Stored records:

____

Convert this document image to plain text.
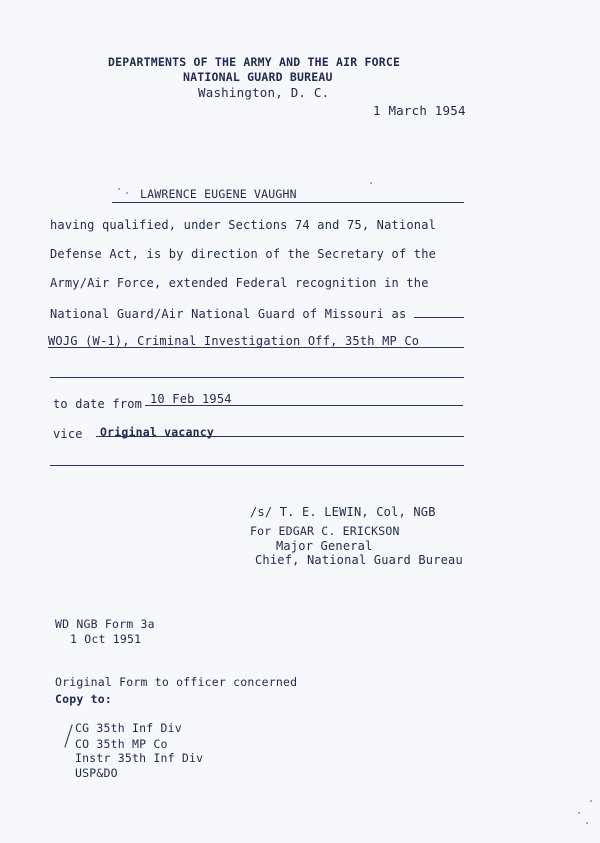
DEPARTMENTS OF THE ARMY AND THE AIR FORCE
NATIONAL GUARD BUREAU
Washington, D. C.
1 March 1954
LAWRENCE EUGENE VAUGHN
having qualified, under Sections 74 and 75, National
Defense Act, is by direction of the Secretary of the
Army/Air Force, extended Federal recognition in the
National Guard/Air National Guard of Missouri as
WOJG (W-1), Criminal Investigation Off, 35th MP Co
to date from 10 Feb 1954
vice Original vacancy
/s/ T. E. LEWIN, Col, NGB
For EDGAR C. ERICKSON
Major General
Chief, National Guard Bureau
WD NGB Form 3a
1 Oct 1951
Original Form to officer concerned
Copy to:
CG 35th Inf Div
CO 35th MP Co
Instr 35th Inf Div
USP&DO
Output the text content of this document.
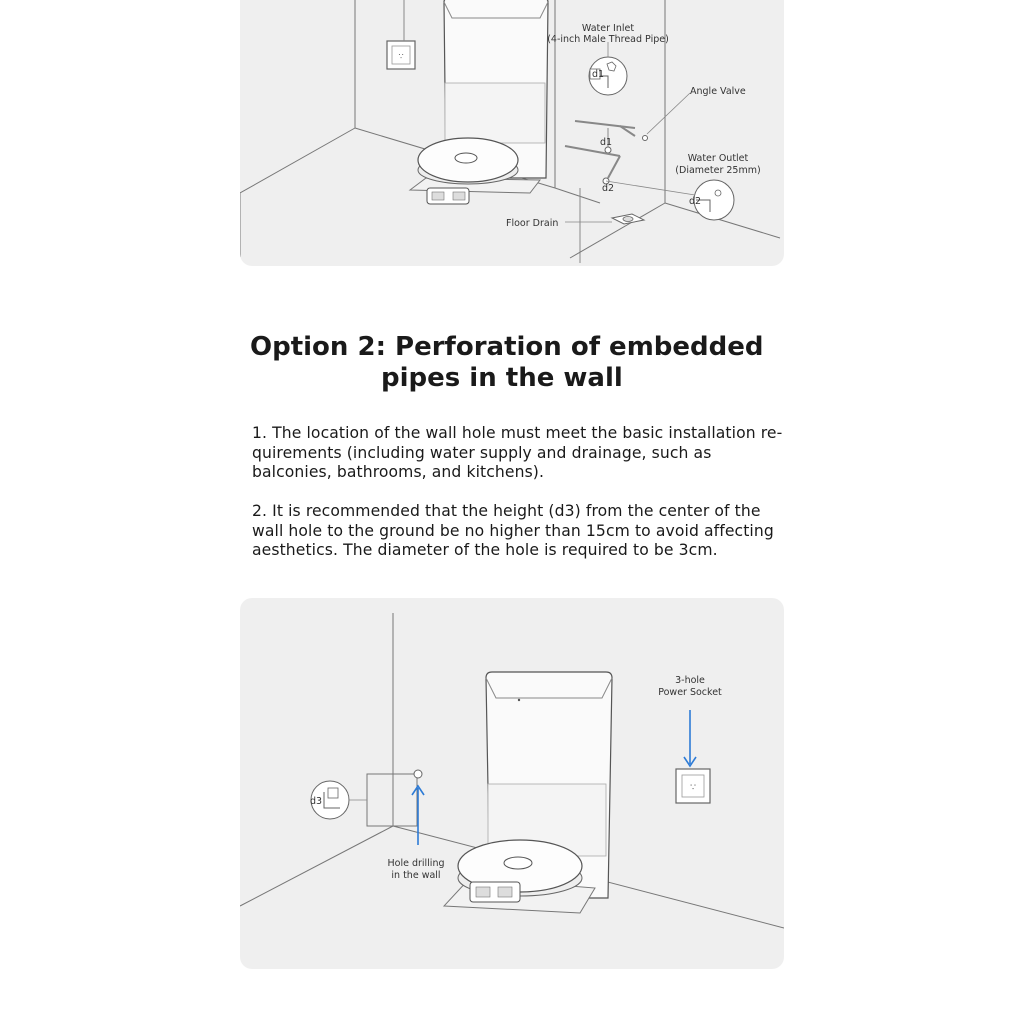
∵
d1
d2
Water Inlet
(4-inch Male Thread Pipe)
Angle Valve
Water Outlet
(Diameter 25mm)
Floor Drain
d1
d2
Option 2: Perforation of embedded
pipes in the wall

1. The location of the wall hole must meet the basic installation re-quirements (including water supply and drainage, such as balconies, bathrooms, and kitchens).

2. It is recommended that the height (d3) from the center of the wall hole to the ground be no higher than 15cm to avoid affecting aesthetics. The diameter of the hole is required to be 3cm.

d3
Hole drilling
in the wall
∵
3-hole
Power Socket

____

Short exercise: Reproduce all of the material exactly, apart from the pictures.

Solution below:
Convert this document image to plain text.
DEPARTMENTS OF THE ARMY AND THE AIR FORCE
NATIONAL GUARD BUREAU
Washington, D. C.
1 March 1954
LAWRENCE EUGENE VAUGHN
having qualified, under Sections 74 and 75, National
Defense Act, is by direction of the Secretary of the
Army/Air Force, extended Federal recognition in the
National Guard/Air National Guard of Missouri as
WOJG (W-1), Criminal Investigation Off, 35th MP Co
to date from 10 Feb 1954
vice Original vacancy
/s/ T. E. LEWIN, Col, NGB
For EDGAR C. ERICKSON
Major General
Chief, National Guard Bureau
WD NGB Form 3a
1 Oct 1951
Original Form to officer concerned
Copy to:
CG 35th Inf Div
CO 35th MP Co
Instr 35th Inf Div
USP&DO
Output the text content of this document.
∵
d1
d2
Water Inlet
(4-inch Male Thread Pipe)
Angle Valve
Water Outlet
(Diameter 25mm)
Floor Drain
d1
d2
Option 2: Perforation of embedded
pipes in the wall

1. The location of the wall hole must meet the basic installation re-quirements (including water supply and drainage, such as balconies, bathrooms, and kitchens).

2. It is recommended that the height (d3) from the center of the wall hole to the ground be no higher than 15cm to avoid affecting aesthetics. The diameter of the hole is required to be 3cm.

d3
Hole drilling
in the wall
∵
3-hole
Power Socket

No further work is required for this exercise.